Exercise description – Copy every line of the listing exactly.

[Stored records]
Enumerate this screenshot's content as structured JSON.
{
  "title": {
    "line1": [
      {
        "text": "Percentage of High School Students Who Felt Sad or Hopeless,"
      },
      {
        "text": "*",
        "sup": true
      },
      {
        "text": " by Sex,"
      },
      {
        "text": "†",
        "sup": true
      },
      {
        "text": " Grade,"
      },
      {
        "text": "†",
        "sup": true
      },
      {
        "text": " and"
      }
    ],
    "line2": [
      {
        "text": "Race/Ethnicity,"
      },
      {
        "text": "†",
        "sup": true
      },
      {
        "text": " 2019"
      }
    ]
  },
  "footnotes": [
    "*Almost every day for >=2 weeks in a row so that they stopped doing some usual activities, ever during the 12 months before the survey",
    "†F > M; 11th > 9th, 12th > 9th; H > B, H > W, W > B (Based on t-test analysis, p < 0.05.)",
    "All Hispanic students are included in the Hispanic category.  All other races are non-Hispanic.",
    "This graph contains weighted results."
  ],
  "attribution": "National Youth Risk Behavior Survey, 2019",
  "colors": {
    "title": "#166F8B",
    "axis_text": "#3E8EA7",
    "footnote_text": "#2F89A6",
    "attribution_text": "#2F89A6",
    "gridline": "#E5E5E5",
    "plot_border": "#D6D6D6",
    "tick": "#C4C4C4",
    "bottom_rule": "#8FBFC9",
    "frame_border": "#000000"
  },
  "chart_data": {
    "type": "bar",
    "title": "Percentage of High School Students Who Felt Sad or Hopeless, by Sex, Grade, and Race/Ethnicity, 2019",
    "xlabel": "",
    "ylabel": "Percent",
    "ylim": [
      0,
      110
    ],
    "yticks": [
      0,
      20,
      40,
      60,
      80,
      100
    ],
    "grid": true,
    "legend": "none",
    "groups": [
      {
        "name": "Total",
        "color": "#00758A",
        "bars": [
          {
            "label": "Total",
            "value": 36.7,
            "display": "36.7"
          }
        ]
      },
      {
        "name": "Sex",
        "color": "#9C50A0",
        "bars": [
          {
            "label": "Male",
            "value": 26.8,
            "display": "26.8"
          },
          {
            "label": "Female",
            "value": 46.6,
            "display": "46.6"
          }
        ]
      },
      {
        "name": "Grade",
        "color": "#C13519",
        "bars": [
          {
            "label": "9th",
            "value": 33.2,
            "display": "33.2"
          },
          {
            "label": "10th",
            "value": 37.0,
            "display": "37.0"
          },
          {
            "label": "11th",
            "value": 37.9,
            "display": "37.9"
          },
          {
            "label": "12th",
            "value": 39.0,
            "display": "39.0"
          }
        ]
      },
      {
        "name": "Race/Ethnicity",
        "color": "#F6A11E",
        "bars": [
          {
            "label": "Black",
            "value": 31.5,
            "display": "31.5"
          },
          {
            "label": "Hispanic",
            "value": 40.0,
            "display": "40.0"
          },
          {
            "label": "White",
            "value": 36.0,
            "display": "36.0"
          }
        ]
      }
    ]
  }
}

Task solution –
Enumerate this screenshot's content as structured JSON.
{
  "title": {
    "line1": [
      {
        "text": "Percentage of High School Students Who Felt Sad or Hopeless,"
      },
      {
        "text": "*",
        "sup": true
      },
      {
        "text": " by Sex,"
      },
      {
        "text": "†",
        "sup": true
      },
      {
        "text": " Grade,"
      },
      {
        "text": "†",
        "sup": true
      },
      {
        "text": " and"
      }
    ],
    "line2": [
      {
        "text": "Race/Ethnicity,"
      },
      {
        "text": "†",
        "sup": true
      },
      {
        "text": " 2019"
      }
    ]
  },
  "footnotes": [
    "*Almost every day for >=2 weeks in a row so that they stopped doing some usual activities, ever during the 12 months before the survey",
    "†F > M; 11th > 9th, 12th > 9th; H > B, H > W, W > B (Based on t-test analysis, p < 0.05.)",
    "All Hispanic students are included in the Hispanic category.  All other races are non-Hispanic.",
    "This graph contains weighted results."
  ],
  "attribution": "National Youth Risk Behavior Survey, 2019",
  "colors": {
    "title": "#166F8B",
    "axis_text": "#3E8EA7",
    "footnote_text": "#2F89A6",
    "attribution_text": "#2F89A6",
    "gridline": "#E5E5E5",
    "plot_border": "#D6D6D6",
    "tick": "#C4C4C4",
    "bottom_rule": "#8FBFC9",
    "frame_border": "#000000"
  },
  "chart_data": {
    "type": "bar",
    "title": "Percentage of High School Students Who Felt Sad or Hopeless, by Sex, Grade, and Race/Ethnicity, 2019",
    "xlabel": "",
    "ylabel": "Percent",
    "ylim": [
      0,
      110
    ],
    "yticks": [
      0,
      20,
      40,
      60,
      80,
      100
    ],
    "grid": true,
    "legend": "none",
    "groups": [
      {
        "name": "Total",
        "color": "#00758A",
        "bars": [
          {
            "label": "Total",
            "value": 36.7,
            "display": "36.7"
          }
        ]
      },
      {
        "name": "Sex",
        "color": "#9C50A0",
        "bars": [
          {
            "label": "Male",
            "value": 26.8,
            "display": "26.8"
          },
          {
            "label": "Female",
            "value": 46.6,
            "display": "46.6"
          }
        ]
      },
      {
        "name": "Grade",
        "color": "#C13519",
        "bars": [
          {
            "label": "9th",
            "value": 33.2,
            "display": "33.2"
          },
          {
            "label": "10th",
            "value": 37.0,
            "display": "37.0"
          },
          {
            "label": "11th",
            "value": 37.9,
            "display": "37.9"
          },
          {
            "label": "12th",
            "value": 39.0,
            "display": "39.0"
          }
        ]
      },
      {
        "name": "Race/Ethnicity",
        "color": "#F6A11E",
        "bars": [
          {
            "label": "Black",
            "value": 31.5,
            "display": "31.5"
          },
          {
            "label": "Hispanic",
            "value": 40.0,
            "display": "40.0"
          },
          {
            "label": "White",
            "value": 36.0,
            "display": "36.0"
          }
        ]
      }
    ]
  }
}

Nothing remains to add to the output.